* **Objective**
Give the data again exactly as written, skipping any pictures.

* **Data provided**
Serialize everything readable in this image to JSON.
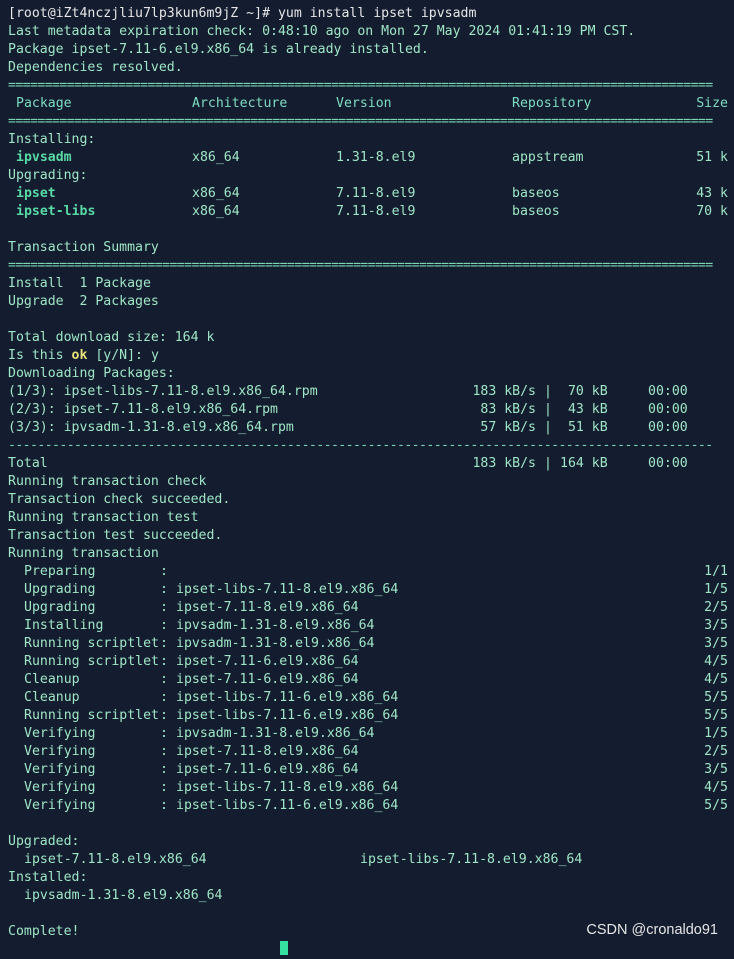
{
  "prompt": {
    "text": "[root@iZt4nczjliu7lp3kun6m9jZ ~]# yum install ipset ipvsadm"
  },
  "header_lines": [
    "Last metadata expiration check: 0:48:10 ago on Mon 27 May 2024 01:41:19 PM CST.",
    "Package ipset-7.11-6.el9.x86_64 is already installed.",
    "Dependencies resolved."
  ],
  "separator": "================================================================================================",
  "dash_separator": "------------------------------------------------------------------------------------------------",
  "table": {
    "headers": {
      "package": "Package",
      "arch": "Architecture",
      "version": "Version",
      "repo": "Repository",
      "size": "Size"
    },
    "installing_label": "Installing:",
    "upgrading_label": "Upgrading:",
    "installing": [
      {
        "package": "ipvsadm",
        "arch": "x86_64",
        "version": "1.31-8.el9",
        "repo": "appstream",
        "size": "51 k"
      }
    ],
    "upgrading": [
      {
        "package": "ipset",
        "arch": "x86_64",
        "version": "7.11-8.el9",
        "repo": "baseos",
        "size": "43 k"
      },
      {
        "package": "ipset-libs",
        "arch": "x86_64",
        "version": "7.11-8.el9",
        "repo": "baseos",
        "size": "70 k"
      }
    ]
  },
  "summary": {
    "title": "Transaction Summary",
    "install": "Install  1 Package",
    "upgrade": "Upgrade  2 Packages"
  },
  "download": {
    "total_size": "Total download size: 164 k",
    "confirm_pre": "Is this ",
    "confirm_ok": "ok",
    "confirm_post": " [y/N]: y",
    "downloading": "Downloading Packages:",
    "files": [
      {
        "name": "(1/3): ipset-libs-7.11-8.el9.x86_64.rpm",
        "rate": "183 kB/s",
        "size": " 70 kB",
        "time": "00:00"
      },
      {
        "name": "(2/3): ipset-7.11-8.el9.x86_64.rpm",
        "rate": "83 kB/s",
        "size": " 43 kB",
        "time": "00:00"
      },
      {
        "name": "(3/3): ipvsadm-1.31-8.el9.x86_64.rpm",
        "rate": "57 kB/s",
        "size": " 51 kB",
        "time": "00:00"
      }
    ],
    "total": {
      "name": "Total",
      "rate": "183 kB/s",
      "size": "164 kB",
      "time": "00:00"
    }
  },
  "transaction_lines": [
    "Running transaction check",
    "Transaction check succeeded.",
    "Running transaction test",
    "Transaction test succeeded.",
    "Running transaction"
  ],
  "steps": [
    {
      "action": "Preparing",
      "pkg": "",
      "count": "1/1"
    },
    {
      "action": "Upgrading",
      "pkg": "ipset-libs-7.11-8.el9.x86_64",
      "count": "1/5"
    },
    {
      "action": "Upgrading",
      "pkg": "ipset-7.11-8.el9.x86_64",
      "count": "2/5"
    },
    {
      "action": "Installing",
      "pkg": "ipvsadm-1.31-8.el9.x86_64",
      "count": "3/5"
    },
    {
      "action": "Running scriptlet",
      "pkg": "ipvsadm-1.31-8.el9.x86_64",
      "count": "3/5"
    },
    {
      "action": "Running scriptlet",
      "pkg": "ipset-7.11-6.el9.x86_64",
      "count": "4/5"
    },
    {
      "action": "Cleanup",
      "pkg": "ipset-7.11-6.el9.x86_64",
      "count": "4/5"
    },
    {
      "action": "Cleanup",
      "pkg": "ipset-libs-7.11-6.el9.x86_64",
      "count": "5/5"
    },
    {
      "action": "Running scriptlet",
      "pkg": "ipset-libs-7.11-6.el9.x86_64",
      "count": "5/5"
    },
    {
      "action": "Verifying",
      "pkg": "ipvsadm-1.31-8.el9.x86_64",
      "count": "1/5"
    },
    {
      "action": "Verifying",
      "pkg": "ipset-7.11-8.el9.x86_64",
      "count": "2/5"
    },
    {
      "action": "Verifying",
      "pkg": "ipset-7.11-6.el9.x86_64",
      "count": "3/5"
    },
    {
      "action": "Verifying",
      "pkg": "ipset-libs-7.11-8.el9.x86_64",
      "count": "4/5"
    },
    {
      "action": "Verifying",
      "pkg": "ipset-libs-7.11-6.el9.x86_64",
      "count": "5/5"
    }
  ],
  "result": {
    "upgraded_label": "Upgraded:",
    "upgraded": [
      "ipset-7.11-8.el9.x86_64",
      "ipset-libs-7.11-8.el9.x86_64"
    ],
    "installed_label": "Installed:",
    "installed": [
      "ipvsadm-1.31-8.el9.x86_64"
    ],
    "complete": "Complete!"
  },
  "watermark": "CSDN @cronaldo91",
  "colors": {
    "background": "#141c2f",
    "text": "#c3e88d",
    "package_name": "#58d9a5",
    "highlight_ok": "#e8e07a",
    "cursor": "#35e0a0"
  }
}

* **Written answer**
Serialize everything readable in this image to JSON.
{
  "prompt": {
    "text": "[root@iZt4nczjliu7lp3kun6m9jZ ~]# yum install ipset ipvsadm"
  },
  "header_lines": [
    "Last metadata expiration check: 0:48:10 ago on Mon 27 May 2024 01:41:19 PM CST.",
    "Package ipset-7.11-6.el9.x86_64 is already installed.",
    "Dependencies resolved."
  ],
  "separator": "================================================================================================",
  "dash_separator": "------------------------------------------------------------------------------------------------",
  "table": {
    "headers": {
      "package": "Package",
      "arch": "Architecture",
      "version": "Version",
      "repo": "Repository",
      "size": "Size"
    },
    "installing_label": "Installing:",
    "upgrading_label": "Upgrading:",
    "installing": [
      {
        "package": "ipvsadm",
        "arch": "x86_64",
        "version": "1.31-8.el9",
        "repo": "appstream",
        "size": "51 k"
      }
    ],
    "upgrading": [
      {
        "package": "ipset",
        "arch": "x86_64",
        "version": "7.11-8.el9",
        "repo": "baseos",
        "size": "43 k"
      },
      {
        "package": "ipset-libs",
        "arch": "x86_64",
        "version": "7.11-8.el9",
        "repo": "baseos",
        "size": "70 k"
      }
    ]
  },
  "summary": {
    "title": "Transaction Summary",
    "install": "Install  1 Package",
    "upgrade": "Upgrade  2 Packages"
  },
  "download": {
    "total_size": "Total download size: 164 k",
    "confirm_pre": "Is this ",
    "confirm_ok": "ok",
    "confirm_post": " [y/N]: y",
    "downloading": "Downloading Packages:",
    "files": [
      {
        "name": "(1/3): ipset-libs-7.11-8.el9.x86_64.rpm",
        "rate": "183 kB/s",
        "size": " 70 kB",
        "time": "00:00"
      },
      {
        "name": "(2/3): ipset-7.11-8.el9.x86_64.rpm",
        "rate": "83 kB/s",
        "size": " 43 kB",
        "time": "00:00"
      },
      {
        "name": "(3/3): ipvsadm-1.31-8.el9.x86_64.rpm",
        "rate": "57 kB/s",
        "size": " 51 kB",
        "time": "00:00"
      }
    ],
    "total": {
      "name": "Total",
      "rate": "183 kB/s",
      "size": "164 kB",
      "time": "00:00"
    }
  },
  "transaction_lines": [
    "Running transaction check",
    "Transaction check succeeded.",
    "Running transaction test",
    "Transaction test succeeded.",
    "Running transaction"
  ],
  "steps": [
    {
      "action": "Preparing",
      "pkg": "",
      "count": "1/1"
    },
    {
      "action": "Upgrading",
      "pkg": "ipset-libs-7.11-8.el9.x86_64",
      "count": "1/5"
    },
    {
      "action": "Upgrading",
      "pkg": "ipset-7.11-8.el9.x86_64",
      "count": "2/5"
    },
    {
      "action": "Installing",
      "pkg": "ipvsadm-1.31-8.el9.x86_64",
      "count": "3/5"
    },
    {
      "action": "Running scriptlet",
      "pkg": "ipvsadm-1.31-8.el9.x86_64",
      "count": "3/5"
    },
    {
      "action": "Running scriptlet",
      "pkg": "ipset-7.11-6.el9.x86_64",
      "count": "4/5"
    },
    {
      "action": "Cleanup",
      "pkg": "ipset-7.11-6.el9.x86_64",
      "count": "4/5"
    },
    {
      "action": "Cleanup",
      "pkg": "ipset-libs-7.11-6.el9.x86_64",
      "count": "5/5"
    },
    {
      "action": "Running scriptlet",
      "pkg": "ipset-libs-7.11-6.el9.x86_64",
      "count": "5/5"
    },
    {
      "action": "Verifying",
      "pkg": "ipvsadm-1.31-8.el9.x86_64",
      "count": "1/5"
    },
    {
      "action": "Verifying",
      "pkg": "ipset-7.11-8.el9.x86_64",
      "count": "2/5"
    },
    {
      "action": "Verifying",
      "pkg": "ipset-7.11-6.el9.x86_64",
      "count": "3/5"
    },
    {
      "action": "Verifying",
      "pkg": "ipset-libs-7.11-8.el9.x86_64",
      "count": "4/5"
    },
    {
      "action": "Verifying",
      "pkg": "ipset-libs-7.11-6.el9.x86_64",
      "count": "5/5"
    }
  ],
  "result": {
    "upgraded_label": "Upgraded:",
    "upgraded": [
      "ipset-7.11-8.el9.x86_64",
      "ipset-libs-7.11-8.el9.x86_64"
    ],
    "installed_label": "Installed:",
    "installed": [
      "ipvsadm-1.31-8.el9.x86_64"
    ],
    "complete": "Complete!"
  },
  "watermark": "CSDN @cronaldo91",
  "colors": {
    "background": "#141c2f",
    "text": "#c3e88d",
    "package_name": "#58d9a5",
    "highlight_ok": "#e8e07a",
    "cursor": "#35e0a0"
  }
}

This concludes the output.